> _Instructions for the task_: Check every line of the entries below for the word "lower", and copy the ones that have it.

START Source material

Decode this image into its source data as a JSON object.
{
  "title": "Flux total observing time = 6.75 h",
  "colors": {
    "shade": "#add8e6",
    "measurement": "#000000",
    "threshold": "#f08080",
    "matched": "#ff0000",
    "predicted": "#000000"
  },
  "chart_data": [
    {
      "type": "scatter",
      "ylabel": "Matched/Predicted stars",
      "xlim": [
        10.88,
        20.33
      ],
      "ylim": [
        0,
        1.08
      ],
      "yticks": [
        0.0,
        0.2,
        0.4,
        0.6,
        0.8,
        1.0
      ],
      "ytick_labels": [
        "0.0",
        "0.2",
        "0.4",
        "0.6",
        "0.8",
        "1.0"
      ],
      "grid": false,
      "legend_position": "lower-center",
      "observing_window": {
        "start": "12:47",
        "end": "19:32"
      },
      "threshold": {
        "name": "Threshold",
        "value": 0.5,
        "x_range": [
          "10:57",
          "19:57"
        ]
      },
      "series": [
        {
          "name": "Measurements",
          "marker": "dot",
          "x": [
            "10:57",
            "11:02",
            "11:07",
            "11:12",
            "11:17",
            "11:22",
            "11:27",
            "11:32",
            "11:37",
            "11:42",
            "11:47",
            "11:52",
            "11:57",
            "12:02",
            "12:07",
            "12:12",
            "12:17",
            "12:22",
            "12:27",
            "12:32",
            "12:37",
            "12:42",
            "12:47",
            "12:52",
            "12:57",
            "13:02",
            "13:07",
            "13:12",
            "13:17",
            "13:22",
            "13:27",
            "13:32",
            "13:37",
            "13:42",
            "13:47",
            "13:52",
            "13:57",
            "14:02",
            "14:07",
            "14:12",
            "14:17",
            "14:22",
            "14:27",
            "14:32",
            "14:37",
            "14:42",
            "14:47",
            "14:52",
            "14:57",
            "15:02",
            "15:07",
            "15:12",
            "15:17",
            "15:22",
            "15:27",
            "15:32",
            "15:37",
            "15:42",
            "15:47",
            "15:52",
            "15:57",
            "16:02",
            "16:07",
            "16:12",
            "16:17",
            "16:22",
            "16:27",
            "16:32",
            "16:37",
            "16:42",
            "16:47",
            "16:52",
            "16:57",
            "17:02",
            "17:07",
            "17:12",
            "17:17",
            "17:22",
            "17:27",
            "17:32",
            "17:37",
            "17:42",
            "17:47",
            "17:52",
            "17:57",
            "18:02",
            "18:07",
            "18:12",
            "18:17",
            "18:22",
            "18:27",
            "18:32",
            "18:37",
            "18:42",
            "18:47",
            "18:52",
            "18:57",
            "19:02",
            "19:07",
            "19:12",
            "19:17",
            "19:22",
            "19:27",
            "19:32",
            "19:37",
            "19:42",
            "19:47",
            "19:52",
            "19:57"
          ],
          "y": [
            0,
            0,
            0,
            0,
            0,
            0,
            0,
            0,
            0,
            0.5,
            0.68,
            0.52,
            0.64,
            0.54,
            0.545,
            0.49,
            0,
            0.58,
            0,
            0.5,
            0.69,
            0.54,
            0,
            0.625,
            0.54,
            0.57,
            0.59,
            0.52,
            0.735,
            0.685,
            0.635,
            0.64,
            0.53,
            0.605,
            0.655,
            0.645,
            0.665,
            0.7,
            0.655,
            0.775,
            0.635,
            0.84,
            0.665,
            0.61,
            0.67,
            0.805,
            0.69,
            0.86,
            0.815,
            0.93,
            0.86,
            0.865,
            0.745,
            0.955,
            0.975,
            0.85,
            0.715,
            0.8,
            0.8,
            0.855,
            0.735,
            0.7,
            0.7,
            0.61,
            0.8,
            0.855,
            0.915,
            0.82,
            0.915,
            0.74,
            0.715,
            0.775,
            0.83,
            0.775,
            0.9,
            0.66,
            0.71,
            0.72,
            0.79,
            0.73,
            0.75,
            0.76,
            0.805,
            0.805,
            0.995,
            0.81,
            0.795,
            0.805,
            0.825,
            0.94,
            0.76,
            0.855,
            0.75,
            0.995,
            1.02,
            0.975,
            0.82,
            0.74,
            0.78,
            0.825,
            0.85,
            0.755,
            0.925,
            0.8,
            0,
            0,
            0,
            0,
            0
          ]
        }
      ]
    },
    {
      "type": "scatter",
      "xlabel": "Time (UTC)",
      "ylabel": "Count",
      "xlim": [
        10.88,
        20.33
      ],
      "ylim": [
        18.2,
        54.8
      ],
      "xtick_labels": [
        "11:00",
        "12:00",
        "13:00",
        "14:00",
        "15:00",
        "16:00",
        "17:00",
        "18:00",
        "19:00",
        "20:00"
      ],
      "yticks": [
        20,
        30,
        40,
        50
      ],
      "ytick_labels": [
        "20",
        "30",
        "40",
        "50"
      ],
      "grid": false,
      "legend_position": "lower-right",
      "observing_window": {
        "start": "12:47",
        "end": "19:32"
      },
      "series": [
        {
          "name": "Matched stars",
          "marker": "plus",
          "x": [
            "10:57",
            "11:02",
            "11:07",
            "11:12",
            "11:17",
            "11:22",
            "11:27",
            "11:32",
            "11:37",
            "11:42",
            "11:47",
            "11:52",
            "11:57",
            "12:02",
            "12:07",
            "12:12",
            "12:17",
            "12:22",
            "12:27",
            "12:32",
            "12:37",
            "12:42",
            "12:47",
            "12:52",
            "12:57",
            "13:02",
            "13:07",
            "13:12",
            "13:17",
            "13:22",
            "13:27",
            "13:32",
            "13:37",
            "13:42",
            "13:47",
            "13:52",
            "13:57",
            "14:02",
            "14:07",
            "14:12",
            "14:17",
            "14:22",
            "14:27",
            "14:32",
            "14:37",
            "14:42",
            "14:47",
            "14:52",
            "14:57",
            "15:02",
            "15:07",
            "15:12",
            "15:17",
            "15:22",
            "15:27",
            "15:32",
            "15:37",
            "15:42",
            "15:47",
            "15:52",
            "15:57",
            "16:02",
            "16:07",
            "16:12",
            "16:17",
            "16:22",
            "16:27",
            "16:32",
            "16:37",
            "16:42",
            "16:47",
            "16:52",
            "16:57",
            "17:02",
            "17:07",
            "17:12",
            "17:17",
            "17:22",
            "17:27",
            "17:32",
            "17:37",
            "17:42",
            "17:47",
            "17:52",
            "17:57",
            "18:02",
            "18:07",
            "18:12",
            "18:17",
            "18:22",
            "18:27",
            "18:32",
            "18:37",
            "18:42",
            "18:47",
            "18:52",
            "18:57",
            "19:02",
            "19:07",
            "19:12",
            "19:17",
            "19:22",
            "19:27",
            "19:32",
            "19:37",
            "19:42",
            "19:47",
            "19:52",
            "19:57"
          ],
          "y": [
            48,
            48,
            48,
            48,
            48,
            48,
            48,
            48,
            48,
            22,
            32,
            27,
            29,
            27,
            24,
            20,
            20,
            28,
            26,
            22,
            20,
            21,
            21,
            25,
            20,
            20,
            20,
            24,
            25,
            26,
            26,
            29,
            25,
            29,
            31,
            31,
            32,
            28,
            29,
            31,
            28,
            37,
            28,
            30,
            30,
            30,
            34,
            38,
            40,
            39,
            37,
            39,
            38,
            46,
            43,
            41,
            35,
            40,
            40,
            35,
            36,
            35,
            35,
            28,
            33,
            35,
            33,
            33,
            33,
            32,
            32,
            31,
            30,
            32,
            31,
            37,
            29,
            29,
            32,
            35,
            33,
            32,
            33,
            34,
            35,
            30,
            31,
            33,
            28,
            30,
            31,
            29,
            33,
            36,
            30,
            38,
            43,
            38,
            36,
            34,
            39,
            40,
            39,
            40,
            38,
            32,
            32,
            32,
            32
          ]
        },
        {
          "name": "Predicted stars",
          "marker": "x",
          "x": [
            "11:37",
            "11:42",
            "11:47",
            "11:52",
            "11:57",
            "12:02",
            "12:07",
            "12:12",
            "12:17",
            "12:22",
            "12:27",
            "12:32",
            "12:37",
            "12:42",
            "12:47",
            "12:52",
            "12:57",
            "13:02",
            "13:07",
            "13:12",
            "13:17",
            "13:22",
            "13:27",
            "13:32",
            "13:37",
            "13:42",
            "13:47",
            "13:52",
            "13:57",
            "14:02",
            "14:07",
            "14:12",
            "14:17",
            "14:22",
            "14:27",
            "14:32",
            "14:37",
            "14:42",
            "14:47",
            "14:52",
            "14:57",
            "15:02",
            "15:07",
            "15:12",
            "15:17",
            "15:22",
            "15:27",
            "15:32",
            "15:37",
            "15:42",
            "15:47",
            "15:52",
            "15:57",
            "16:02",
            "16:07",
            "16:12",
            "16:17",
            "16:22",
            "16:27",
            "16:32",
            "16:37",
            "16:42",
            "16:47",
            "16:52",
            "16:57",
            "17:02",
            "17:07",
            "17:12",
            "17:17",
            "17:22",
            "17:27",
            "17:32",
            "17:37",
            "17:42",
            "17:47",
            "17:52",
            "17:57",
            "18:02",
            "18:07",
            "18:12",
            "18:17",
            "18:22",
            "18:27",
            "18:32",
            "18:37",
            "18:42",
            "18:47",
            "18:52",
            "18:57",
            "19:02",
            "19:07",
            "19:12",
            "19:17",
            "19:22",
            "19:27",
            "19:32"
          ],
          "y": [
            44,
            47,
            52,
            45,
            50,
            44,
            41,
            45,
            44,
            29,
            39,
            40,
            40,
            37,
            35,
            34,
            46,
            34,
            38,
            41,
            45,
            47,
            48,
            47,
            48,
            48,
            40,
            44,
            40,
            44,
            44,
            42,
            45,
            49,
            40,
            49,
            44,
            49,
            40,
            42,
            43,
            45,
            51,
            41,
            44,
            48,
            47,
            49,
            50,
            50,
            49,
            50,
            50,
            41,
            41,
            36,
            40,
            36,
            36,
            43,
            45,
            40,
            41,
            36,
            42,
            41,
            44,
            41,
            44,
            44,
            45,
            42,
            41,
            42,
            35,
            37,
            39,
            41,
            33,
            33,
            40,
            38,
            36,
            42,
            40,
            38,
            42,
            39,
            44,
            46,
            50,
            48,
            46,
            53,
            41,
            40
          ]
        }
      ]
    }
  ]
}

END Source material

> _Output for this task_:
      "legend_position": "lower-center",
      "legend_position": "lower-right",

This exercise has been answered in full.